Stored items
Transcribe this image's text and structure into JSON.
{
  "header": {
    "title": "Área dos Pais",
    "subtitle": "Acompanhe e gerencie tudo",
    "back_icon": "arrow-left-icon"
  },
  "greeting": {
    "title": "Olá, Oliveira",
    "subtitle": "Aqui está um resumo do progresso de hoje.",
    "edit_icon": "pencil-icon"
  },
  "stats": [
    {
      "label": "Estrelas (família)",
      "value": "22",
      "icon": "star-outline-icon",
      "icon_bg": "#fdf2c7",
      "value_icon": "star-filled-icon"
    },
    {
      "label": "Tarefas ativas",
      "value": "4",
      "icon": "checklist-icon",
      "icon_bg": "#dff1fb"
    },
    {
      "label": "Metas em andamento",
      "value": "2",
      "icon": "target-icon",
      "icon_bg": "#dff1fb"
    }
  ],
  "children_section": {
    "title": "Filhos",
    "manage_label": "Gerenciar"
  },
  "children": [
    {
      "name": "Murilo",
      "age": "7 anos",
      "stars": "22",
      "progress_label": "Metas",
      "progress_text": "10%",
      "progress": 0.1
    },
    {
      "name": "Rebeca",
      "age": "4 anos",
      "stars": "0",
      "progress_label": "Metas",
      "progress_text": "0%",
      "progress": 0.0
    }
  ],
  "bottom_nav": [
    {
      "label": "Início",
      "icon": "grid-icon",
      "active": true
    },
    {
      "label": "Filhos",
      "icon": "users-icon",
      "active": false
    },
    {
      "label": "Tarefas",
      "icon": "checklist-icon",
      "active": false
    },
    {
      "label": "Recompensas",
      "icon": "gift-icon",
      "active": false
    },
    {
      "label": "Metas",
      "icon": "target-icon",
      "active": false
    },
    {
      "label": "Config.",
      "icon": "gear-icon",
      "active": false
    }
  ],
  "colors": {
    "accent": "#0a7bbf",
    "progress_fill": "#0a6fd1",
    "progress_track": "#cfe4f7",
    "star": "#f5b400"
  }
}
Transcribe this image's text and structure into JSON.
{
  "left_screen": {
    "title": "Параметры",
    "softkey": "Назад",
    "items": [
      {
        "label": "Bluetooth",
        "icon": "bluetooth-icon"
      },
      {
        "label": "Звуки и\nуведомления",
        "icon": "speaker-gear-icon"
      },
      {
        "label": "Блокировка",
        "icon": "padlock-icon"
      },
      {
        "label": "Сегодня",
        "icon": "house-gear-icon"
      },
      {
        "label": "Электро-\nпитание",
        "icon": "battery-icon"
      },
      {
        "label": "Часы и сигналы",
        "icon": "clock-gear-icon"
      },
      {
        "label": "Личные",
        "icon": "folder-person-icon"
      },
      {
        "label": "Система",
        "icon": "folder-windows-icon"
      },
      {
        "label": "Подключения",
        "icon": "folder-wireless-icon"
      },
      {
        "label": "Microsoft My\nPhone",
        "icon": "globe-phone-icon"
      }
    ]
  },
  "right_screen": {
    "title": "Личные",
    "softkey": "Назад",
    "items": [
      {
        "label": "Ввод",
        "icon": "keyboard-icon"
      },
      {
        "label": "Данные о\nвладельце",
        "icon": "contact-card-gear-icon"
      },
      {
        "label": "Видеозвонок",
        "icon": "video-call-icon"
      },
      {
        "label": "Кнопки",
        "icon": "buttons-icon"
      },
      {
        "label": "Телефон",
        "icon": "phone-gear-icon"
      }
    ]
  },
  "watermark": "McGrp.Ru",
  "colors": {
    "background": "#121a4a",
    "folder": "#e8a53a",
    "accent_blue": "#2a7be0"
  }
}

> **What is expected**
Every entry needs to be retyped exactly.

> **Worked answer**
Transcribe this image's text and structure into JSON.
{
  "header": {
    "title": "Área dos Pais",
    "subtitle": "Acompanhe e gerencie tudo",
    "back_icon": "arrow-left-icon"
  },
  "greeting": {
    "title": "Olá, Oliveira",
    "subtitle": "Aqui está um resumo do progresso de hoje.",
    "edit_icon": "pencil-icon"
  },
  "stats": [
    {
      "label": "Estrelas (família)",
      "value": "22",
      "icon": "star-outline-icon",
      "icon_bg": "#fdf2c7",
      "value_icon": "star-filled-icon"
    },
    {
      "label": "Tarefas ativas",
      "value": "4",
      "icon": "checklist-icon",
      "icon_bg": "#dff1fb"
    },
    {
      "label": "Metas em andamento",
      "value": "2",
      "icon": "target-icon",
      "icon_bg": "#dff1fb"
    }
  ],
  "children_section": {
    "title": "Filhos",
    "manage_label": "Gerenciar"
  },
  "children": [
    {
      "name": "Murilo",
      "age": "7 anos",
      "stars": "22",
      "progress_label": "Metas",
      "progress_text": "10%",
      "progress": 0.1
    },
    {
      "name": "Rebeca",
      "age": "4 anos",
      "stars": "0",
      "progress_label": "Metas",
      "progress_text": "0%",
      "progress": 0.0
    }
  ],
  "bottom_nav": [
    {
      "label": "Início",
      "icon": "grid-icon",
      "active": true
    },
    {
      "label": "Filhos",
      "icon": "users-icon",
      "active": false
    },
    {
      "label": "Tarefas",
      "icon": "checklist-icon",
      "active": false
    },
    {
      "label": "Recompensas",
      "icon": "gift-icon",
      "active": false
    },
    {
      "label": "Metas",
      "icon": "target-icon",
      "active": false
    },
    {
      "label": "Config.",
      "icon": "gear-icon",
      "active": false
    }
  ],
  "colors": {
    "accent": "#0a7bbf",
    "progress_fill": "#0a6fd1",
    "progress_track": "#cfe4f7",
    "star": "#f5b400"
  }
}
Transcribe this image's text and structure into JSON.
{
  "left_screen": {
    "title": "Параметры",
    "softkey": "Назад",
    "items": [
      {
        "label": "Bluetooth",
        "icon": "bluetooth-icon"
      },
      {
        "label": "Звуки и\nуведомления",
        "icon": "speaker-gear-icon"
      },
      {
        "label": "Блокировка",
        "icon": "padlock-icon"
      },
      {
        "label": "Сегодня",
        "icon": "house-gear-icon"
      },
      {
        "label": "Электро-\nпитание",
        "icon": "battery-icon"
      },
      {
        "label": "Часы и сигналы",
        "icon": "clock-gear-icon"
      },
      {
        "label": "Личные",
        "icon": "folder-person-icon"
      },
      {
        "label": "Система",
        "icon": "folder-windows-icon"
      },
      {
        "label": "Подключения",
        "icon": "folder-wireless-icon"
      },
      {
        "label": "Microsoft My\nPhone",
        "icon": "globe-phone-icon"
      }
    ]
  },
  "right_screen": {
    "title": "Личные",
    "softkey": "Назад",
    "items": [
      {
        "label": "Ввод",
        "icon": "keyboard-icon"
      },
      {
        "label": "Данные о\nвладельце",
        "icon": "contact-card-gear-icon"
      },
      {
        "label": "Видеозвонок",
        "icon": "video-call-icon"
      },
      {
        "label": "Кнопки",
        "icon": "buttons-icon"
      },
      {
        "label": "Телефон",
        "icon": "phone-gear-icon"
      }
    ]
  },
  "watermark": "McGrp.Ru",
  "colors": {
    "background": "#121a4a",
    "folder": "#e8a53a",
    "accent_blue": "#2a7be0"
  }
}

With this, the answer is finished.